▸ Exercise details
State the number of lines that contain "民族精神代代传", with no other text.

(Recorded data)

##############################

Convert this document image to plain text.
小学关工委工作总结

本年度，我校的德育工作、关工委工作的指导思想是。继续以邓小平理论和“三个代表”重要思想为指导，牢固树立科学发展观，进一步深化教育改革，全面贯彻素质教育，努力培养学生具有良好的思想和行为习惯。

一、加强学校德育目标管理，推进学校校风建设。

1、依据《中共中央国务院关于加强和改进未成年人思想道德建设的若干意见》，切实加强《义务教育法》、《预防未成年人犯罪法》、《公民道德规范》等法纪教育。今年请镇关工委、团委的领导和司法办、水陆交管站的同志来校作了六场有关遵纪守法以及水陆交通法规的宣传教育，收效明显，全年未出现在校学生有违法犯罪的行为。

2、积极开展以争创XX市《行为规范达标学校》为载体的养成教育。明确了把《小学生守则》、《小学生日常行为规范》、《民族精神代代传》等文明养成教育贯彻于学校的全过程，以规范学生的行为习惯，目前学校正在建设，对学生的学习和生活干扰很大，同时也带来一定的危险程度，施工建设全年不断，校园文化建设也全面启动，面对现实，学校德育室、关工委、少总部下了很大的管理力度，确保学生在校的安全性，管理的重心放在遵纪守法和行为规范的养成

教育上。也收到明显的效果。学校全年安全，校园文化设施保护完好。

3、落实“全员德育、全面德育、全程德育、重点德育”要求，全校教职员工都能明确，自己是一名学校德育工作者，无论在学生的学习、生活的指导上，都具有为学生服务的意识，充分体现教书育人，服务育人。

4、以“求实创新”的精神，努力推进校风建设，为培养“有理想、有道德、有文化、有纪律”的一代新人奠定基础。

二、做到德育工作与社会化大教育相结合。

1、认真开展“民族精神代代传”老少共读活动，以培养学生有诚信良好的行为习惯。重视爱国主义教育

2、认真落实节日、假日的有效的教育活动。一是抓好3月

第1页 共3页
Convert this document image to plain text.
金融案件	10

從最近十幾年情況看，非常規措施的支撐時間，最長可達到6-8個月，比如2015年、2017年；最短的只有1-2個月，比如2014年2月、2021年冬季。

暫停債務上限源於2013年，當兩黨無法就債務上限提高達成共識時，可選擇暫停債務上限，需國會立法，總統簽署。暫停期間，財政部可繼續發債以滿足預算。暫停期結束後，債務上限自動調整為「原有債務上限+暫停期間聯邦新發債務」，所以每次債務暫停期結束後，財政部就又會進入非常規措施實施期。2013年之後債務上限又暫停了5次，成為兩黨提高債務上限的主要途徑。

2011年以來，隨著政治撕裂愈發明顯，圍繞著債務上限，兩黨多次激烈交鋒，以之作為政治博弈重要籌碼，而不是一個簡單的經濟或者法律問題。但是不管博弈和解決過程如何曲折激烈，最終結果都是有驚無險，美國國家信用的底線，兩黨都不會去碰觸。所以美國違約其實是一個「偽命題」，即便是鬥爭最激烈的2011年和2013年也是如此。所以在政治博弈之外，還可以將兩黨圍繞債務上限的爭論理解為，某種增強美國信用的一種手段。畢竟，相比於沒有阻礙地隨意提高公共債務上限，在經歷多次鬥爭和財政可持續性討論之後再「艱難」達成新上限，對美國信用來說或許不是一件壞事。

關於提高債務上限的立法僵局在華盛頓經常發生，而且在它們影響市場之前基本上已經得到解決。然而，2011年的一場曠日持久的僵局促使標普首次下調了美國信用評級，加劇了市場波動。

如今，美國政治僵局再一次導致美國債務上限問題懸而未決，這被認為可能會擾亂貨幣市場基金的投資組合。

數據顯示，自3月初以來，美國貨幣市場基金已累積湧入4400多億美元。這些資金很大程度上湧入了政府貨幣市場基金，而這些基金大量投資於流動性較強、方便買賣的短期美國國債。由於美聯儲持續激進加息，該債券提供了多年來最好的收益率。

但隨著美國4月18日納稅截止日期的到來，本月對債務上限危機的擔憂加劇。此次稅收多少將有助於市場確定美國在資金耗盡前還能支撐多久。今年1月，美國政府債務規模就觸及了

##############################

▸ Final result
2